→ SET PROBLEM:
Reproduce all the entries exactly.

→ DATA:
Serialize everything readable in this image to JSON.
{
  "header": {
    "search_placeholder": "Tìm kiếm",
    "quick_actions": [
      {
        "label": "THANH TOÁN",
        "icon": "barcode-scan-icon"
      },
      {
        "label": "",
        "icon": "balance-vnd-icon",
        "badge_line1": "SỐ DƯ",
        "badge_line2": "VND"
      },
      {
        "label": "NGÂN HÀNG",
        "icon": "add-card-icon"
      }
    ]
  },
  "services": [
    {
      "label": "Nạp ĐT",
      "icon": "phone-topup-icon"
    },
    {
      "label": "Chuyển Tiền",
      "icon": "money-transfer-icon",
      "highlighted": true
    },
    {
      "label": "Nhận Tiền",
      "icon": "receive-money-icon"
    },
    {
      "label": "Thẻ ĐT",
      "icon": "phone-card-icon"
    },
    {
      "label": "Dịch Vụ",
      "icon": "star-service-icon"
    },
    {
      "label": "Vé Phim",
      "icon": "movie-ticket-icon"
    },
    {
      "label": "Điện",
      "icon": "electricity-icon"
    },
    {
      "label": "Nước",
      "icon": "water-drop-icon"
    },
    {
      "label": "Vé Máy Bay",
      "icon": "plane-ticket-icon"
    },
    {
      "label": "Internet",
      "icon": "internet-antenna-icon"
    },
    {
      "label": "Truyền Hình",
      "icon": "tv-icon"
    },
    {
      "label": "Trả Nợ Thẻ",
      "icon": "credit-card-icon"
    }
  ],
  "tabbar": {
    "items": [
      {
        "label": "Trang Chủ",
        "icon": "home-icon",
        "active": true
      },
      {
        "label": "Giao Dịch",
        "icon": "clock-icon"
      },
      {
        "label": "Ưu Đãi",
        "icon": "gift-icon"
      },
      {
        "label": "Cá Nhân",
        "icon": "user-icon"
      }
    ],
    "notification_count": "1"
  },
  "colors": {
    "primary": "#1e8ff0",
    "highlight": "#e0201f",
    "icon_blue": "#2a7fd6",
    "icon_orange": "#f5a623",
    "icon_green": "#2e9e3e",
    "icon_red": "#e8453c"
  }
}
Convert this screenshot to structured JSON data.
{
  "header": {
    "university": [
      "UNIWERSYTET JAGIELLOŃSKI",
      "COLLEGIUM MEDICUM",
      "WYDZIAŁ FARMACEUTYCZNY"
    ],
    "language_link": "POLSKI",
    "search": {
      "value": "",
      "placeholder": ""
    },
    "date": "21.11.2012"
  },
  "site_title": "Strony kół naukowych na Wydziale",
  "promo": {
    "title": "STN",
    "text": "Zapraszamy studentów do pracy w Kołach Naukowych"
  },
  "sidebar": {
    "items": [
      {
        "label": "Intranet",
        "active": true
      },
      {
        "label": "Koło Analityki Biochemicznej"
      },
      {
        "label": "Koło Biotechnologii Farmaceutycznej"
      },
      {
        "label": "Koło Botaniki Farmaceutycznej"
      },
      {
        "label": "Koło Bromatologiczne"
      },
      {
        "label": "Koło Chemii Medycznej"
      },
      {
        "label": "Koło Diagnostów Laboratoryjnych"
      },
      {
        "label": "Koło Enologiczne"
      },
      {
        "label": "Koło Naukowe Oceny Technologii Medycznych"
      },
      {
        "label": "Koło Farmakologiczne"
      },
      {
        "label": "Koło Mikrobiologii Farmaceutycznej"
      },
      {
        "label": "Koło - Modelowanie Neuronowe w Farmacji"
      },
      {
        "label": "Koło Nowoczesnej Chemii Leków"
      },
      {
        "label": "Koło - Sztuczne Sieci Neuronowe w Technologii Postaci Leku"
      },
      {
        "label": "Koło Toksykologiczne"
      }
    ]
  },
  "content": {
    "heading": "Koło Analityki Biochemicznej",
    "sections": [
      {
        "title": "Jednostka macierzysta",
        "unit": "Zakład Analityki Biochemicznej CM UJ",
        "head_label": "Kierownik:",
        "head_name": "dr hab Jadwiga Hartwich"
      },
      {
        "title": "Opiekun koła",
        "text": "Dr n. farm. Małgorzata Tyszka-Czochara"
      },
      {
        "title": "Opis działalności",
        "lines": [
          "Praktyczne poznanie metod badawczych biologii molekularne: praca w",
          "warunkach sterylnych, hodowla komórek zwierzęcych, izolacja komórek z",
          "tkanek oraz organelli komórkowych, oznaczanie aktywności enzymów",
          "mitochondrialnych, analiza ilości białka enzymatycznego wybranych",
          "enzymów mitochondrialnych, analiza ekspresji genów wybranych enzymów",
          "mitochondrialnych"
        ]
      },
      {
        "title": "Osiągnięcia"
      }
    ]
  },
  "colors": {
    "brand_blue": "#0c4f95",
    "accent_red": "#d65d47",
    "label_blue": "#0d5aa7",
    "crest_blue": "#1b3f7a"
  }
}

→ RESULT:
Serialize everything readable in this image to JSON.
{
  "header": {
    "search_placeholder": "Tìm kiếm",
    "quick_actions": [
      {
        "label": "THANH TOÁN",
        "icon": "barcode-scan-icon"
      },
      {
        "label": "",
        "icon": "balance-vnd-icon",
        "badge_line1": "SỐ DƯ",
        "badge_line2": "VND"
      },
      {
        "label": "NGÂN HÀNG",
        "icon": "add-card-icon"
      }
    ]
  },
  "services": [
    {
      "label": "Nạp ĐT",
      "icon": "phone-topup-icon"
    },
    {
      "label": "Chuyển Tiền",
      "icon": "money-transfer-icon",
      "highlighted": true
    },
    {
      "label": "Nhận Tiền",
      "icon": "receive-money-icon"
    },
    {
      "label": "Thẻ ĐT",
      "icon": "phone-card-icon"
    },
    {
      "label": "Dịch Vụ",
      "icon": "star-service-icon"
    },
    {
      "label": "Vé Phim",
      "icon": "movie-ticket-icon"
    },
    {
      "label": "Điện",
      "icon": "electricity-icon"
    },
    {
      "label": "Nước",
      "icon": "water-drop-icon"
    },
    {
      "label": "Vé Máy Bay",
      "icon": "plane-ticket-icon"
    },
    {
      "label": "Internet",
      "icon": "internet-antenna-icon"
    },
    {
      "label": "Truyền Hình",
      "icon": "tv-icon"
    },
    {
      "label": "Trả Nợ Thẻ",
      "icon": "credit-card-icon"
    }
  ],
  "tabbar": {
    "items": [
      {
        "label": "Trang Chủ",
        "icon": "home-icon",
        "active": true
      },
      {
        "label": "Giao Dịch",
        "icon": "clock-icon"
      },
      {
        "label": "Ưu Đãi",
        "icon": "gift-icon"
      },
      {
        "label": "Cá Nhân",
        "icon": "user-icon"
      }
    ],
    "notification_count": "1"
  },
  "colors": {
    "primary": "#1e8ff0",
    "highlight": "#e0201f",
    "icon_blue": "#2a7fd6",
    "icon_orange": "#f5a623",
    "icon_green": "#2e9e3e",
    "icon_red": "#e8453c"
  }
}
Convert this screenshot to structured JSON data.
{
  "header": {
    "university": [
      "UNIWERSYTET JAGIELLOŃSKI",
      "COLLEGIUM MEDICUM",
      "WYDZIAŁ FARMACEUTYCZNY"
    ],
    "language_link": "POLSKI",
    "search": {
      "value": "",
      "placeholder": ""
    },
    "date": "21.11.2012"
  },
  "site_title": "Strony kół naukowych na Wydziale",
  "promo": {
    "title": "STN",
    "text": "Zapraszamy studentów do pracy w Kołach Naukowych"
  },
  "sidebar": {
    "items": [
      {
        "label": "Intranet",
        "active": true
      },
      {
        "label": "Koło Analityki Biochemicznej"
      },
      {
        "label": "Koło Biotechnologii Farmaceutycznej"
      },
      {
        "label": "Koło Botaniki Farmaceutycznej"
      },
      {
        "label": "Koło Bromatologiczne"
      },
      {
        "label": "Koło Chemii Medycznej"
      },
      {
        "label": "Koło Diagnostów Laboratoryjnych"
      },
      {
        "label": "Koło Enologiczne"
      },
      {
        "label": "Koło Naukowe Oceny Technologii Medycznych"
      },
      {
        "label": "Koło Farmakologiczne"
      },
      {
        "label": "Koło Mikrobiologii Farmaceutycznej"
      },
      {
        "label": "Koło - Modelowanie Neuronowe w Farmacji"
      },
      {
        "label": "Koło Nowoczesnej Chemii Leków"
      },
      {
        "label": "Koło - Sztuczne Sieci Neuronowe w Technologii Postaci Leku"
      },
      {
        "label": "Koło Toksykologiczne"
      }
    ]
  },
  "content": {
    "heading": "Koło Analityki Biochemicznej",
    "sections": [
      {
        "title": "Jednostka macierzysta",
        "unit": "Zakład Analityki Biochemicznej CM UJ",
        "head_label": "Kierownik:",
        "head_name": "dr hab Jadwiga Hartwich"
      },
      {
        "title": "Opiekun koła",
        "text": "Dr n. farm. Małgorzata Tyszka-Czochara"
      },
      {
        "title": "Opis działalności",
        "lines": [
          "Praktyczne poznanie metod badawczych biologii molekularne: praca w",
          "warunkach sterylnych, hodowla komórek zwierzęcych, izolacja komórek z",
          "tkanek oraz organelli komórkowych, oznaczanie aktywności enzymów",
          "mitochondrialnych, analiza ilości białka enzymatycznego wybranych",
          "enzymów mitochondrialnych, analiza ekspresji genów wybranych enzymów",
          "mitochondrialnych"
        ]
      },
      {
        "title": "Osiągnięcia"
      }
    ]
  },
  "colors": {
    "brand_blue": "#0c4f95",
    "accent_red": "#d65d47",
    "label_blue": "#0d5aa7",
    "crest_blue": "#1b3f7a"
  }
}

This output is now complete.